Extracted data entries
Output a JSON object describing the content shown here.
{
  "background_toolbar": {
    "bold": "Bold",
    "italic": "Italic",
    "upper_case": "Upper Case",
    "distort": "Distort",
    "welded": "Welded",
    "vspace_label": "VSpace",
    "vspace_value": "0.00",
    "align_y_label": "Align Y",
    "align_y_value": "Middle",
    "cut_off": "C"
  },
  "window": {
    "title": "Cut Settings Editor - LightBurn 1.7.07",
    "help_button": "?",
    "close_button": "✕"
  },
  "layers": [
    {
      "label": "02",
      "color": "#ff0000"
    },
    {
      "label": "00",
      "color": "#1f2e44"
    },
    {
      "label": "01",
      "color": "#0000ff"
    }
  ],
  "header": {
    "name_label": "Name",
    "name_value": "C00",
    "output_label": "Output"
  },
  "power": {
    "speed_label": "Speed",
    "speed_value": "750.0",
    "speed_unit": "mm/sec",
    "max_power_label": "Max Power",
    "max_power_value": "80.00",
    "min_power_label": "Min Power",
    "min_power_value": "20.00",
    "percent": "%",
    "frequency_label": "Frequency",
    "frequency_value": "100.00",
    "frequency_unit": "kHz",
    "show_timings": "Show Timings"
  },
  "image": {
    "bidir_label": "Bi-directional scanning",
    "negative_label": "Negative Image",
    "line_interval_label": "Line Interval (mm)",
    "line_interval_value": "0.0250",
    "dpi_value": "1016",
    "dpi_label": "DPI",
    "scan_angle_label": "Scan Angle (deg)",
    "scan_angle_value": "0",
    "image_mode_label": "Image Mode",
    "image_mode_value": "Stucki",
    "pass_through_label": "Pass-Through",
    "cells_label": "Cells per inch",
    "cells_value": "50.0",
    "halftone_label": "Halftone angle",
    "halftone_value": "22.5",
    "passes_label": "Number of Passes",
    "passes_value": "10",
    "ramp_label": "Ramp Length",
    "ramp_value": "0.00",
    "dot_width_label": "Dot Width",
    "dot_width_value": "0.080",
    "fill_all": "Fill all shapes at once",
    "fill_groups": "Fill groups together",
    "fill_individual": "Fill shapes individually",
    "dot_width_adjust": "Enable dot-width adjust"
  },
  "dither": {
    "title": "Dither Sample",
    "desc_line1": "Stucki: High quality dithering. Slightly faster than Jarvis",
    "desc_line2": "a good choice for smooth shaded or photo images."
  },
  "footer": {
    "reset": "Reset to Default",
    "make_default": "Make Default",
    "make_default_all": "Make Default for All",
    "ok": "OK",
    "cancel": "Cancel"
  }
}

Challenge = Using the records above, find and show each line with the string "Stucki".

Exercise output =
    "image_mode_value": "Stucki",
    "desc_line1": "Stucki: High quality dithering. Slightly faster than Jarvis",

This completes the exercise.